SET EXERCISE>
Repeat the listing in full, word for word.

[begin DATASET EXCERPTS]

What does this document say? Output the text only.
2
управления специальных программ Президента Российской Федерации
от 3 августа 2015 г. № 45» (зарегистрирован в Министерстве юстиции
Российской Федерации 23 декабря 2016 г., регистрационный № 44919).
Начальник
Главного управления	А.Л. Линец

[end DATASET EXCERPTS]

ANSWER FOR THE TASK>
What does this document say? Output the text only.
2
управления специальных программ Президента Российской Федерации
от 3 августа 2015 г. № 45» (зарегистрирован в Министерстве юстиции
Российской Федерации 23 декабря 2016 г., регистрационный № 44919).
Начальник
Главного управления	А.Л. Линец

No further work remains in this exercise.